> Work to complete
Each line that holds the word "Chứng" should be returned.

> Items
↓↓↓

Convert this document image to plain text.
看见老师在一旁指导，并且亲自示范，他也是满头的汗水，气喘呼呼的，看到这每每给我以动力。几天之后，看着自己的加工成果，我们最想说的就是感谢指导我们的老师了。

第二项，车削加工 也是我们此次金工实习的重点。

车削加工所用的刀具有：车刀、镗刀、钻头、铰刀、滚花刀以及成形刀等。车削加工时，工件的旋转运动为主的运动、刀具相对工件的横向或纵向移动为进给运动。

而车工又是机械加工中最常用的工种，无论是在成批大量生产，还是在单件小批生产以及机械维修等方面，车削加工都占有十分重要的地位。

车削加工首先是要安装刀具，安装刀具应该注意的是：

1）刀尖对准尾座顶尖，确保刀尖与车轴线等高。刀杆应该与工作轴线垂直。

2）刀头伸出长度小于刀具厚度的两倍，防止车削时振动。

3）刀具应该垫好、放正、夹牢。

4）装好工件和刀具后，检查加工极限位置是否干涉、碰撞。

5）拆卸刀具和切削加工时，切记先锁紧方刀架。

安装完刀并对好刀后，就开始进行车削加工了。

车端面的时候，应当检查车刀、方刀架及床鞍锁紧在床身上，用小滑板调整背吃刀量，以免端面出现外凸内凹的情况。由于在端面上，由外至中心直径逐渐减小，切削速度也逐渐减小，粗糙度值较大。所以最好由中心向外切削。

↑↑↑
↓↓↓

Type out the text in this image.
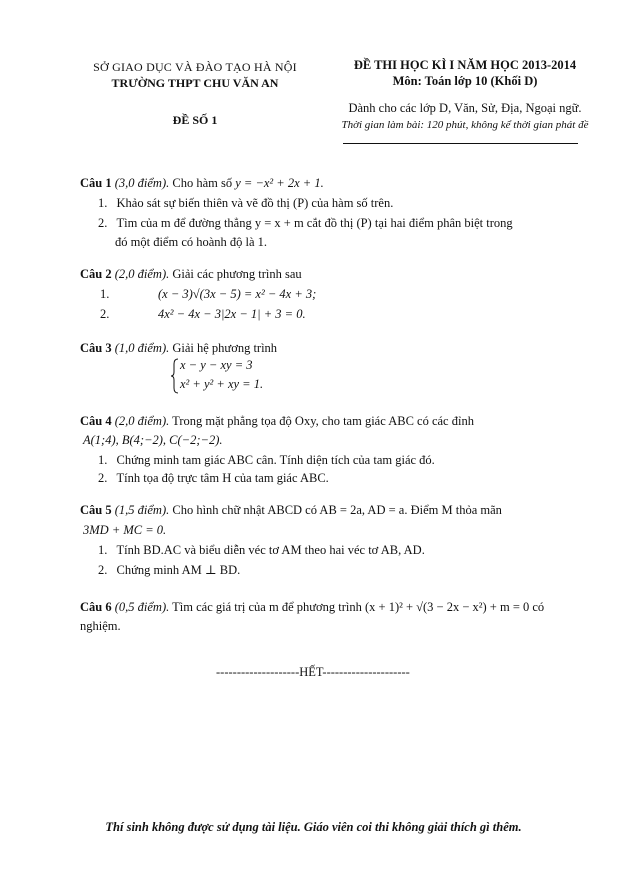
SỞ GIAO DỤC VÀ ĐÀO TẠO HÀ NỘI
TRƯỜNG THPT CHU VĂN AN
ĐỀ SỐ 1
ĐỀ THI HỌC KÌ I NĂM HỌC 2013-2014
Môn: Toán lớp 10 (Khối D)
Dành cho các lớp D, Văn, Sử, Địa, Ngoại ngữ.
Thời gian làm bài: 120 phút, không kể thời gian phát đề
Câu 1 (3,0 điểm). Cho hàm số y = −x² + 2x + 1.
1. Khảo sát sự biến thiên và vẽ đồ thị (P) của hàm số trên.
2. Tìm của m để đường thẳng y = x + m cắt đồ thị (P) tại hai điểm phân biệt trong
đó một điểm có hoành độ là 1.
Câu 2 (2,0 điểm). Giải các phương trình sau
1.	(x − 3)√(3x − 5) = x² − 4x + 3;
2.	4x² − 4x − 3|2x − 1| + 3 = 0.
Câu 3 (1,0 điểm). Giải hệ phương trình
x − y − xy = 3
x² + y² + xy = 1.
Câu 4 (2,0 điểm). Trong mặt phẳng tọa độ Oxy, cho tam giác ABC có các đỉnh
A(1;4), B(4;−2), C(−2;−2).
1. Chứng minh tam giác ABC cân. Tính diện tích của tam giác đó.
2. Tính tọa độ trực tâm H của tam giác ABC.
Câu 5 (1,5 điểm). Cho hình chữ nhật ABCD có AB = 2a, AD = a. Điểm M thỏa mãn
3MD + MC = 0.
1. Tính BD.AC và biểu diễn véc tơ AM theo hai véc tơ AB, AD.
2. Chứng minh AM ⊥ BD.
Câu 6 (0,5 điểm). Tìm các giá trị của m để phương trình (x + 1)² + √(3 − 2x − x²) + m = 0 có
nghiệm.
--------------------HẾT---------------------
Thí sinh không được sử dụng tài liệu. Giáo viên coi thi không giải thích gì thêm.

↑↑↑
↓↓↓

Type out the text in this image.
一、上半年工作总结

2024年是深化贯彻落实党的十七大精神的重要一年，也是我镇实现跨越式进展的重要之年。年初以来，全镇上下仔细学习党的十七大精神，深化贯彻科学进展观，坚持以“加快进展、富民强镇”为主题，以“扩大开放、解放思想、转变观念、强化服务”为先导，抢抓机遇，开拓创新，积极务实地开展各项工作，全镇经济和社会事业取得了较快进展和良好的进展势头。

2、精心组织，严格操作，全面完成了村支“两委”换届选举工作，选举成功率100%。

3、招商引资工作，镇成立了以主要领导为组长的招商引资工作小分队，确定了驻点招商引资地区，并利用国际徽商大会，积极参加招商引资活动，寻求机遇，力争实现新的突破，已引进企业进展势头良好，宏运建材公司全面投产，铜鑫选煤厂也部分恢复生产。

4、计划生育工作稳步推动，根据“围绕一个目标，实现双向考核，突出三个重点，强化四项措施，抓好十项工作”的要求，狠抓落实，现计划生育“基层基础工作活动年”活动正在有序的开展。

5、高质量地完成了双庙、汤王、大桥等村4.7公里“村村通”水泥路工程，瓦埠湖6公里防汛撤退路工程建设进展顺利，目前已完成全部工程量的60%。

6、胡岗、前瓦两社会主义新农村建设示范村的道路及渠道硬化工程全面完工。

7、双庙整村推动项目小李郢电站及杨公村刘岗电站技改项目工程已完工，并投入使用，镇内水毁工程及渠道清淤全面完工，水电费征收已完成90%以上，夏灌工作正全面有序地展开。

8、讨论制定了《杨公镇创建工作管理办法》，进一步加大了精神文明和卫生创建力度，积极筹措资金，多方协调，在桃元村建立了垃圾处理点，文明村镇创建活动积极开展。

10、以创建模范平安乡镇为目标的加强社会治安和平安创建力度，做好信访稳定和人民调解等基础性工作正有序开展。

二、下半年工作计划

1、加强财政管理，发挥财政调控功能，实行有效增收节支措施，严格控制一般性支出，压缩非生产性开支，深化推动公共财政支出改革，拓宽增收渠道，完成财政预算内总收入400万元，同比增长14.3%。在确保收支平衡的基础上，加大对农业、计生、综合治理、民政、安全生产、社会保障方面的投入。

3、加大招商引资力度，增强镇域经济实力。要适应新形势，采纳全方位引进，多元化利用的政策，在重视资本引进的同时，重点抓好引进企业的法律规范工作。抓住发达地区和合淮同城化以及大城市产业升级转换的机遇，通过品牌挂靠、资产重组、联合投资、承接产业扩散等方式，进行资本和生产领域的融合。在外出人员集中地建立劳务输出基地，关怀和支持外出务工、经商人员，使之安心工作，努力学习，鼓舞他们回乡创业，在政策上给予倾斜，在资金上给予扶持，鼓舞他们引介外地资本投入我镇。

↑↑↑

> Correct answer
1. Chứng minh tam giác ABC cân. Tính diện tích của tam giác đó.
2. Chứng minh AM ⊥ BD.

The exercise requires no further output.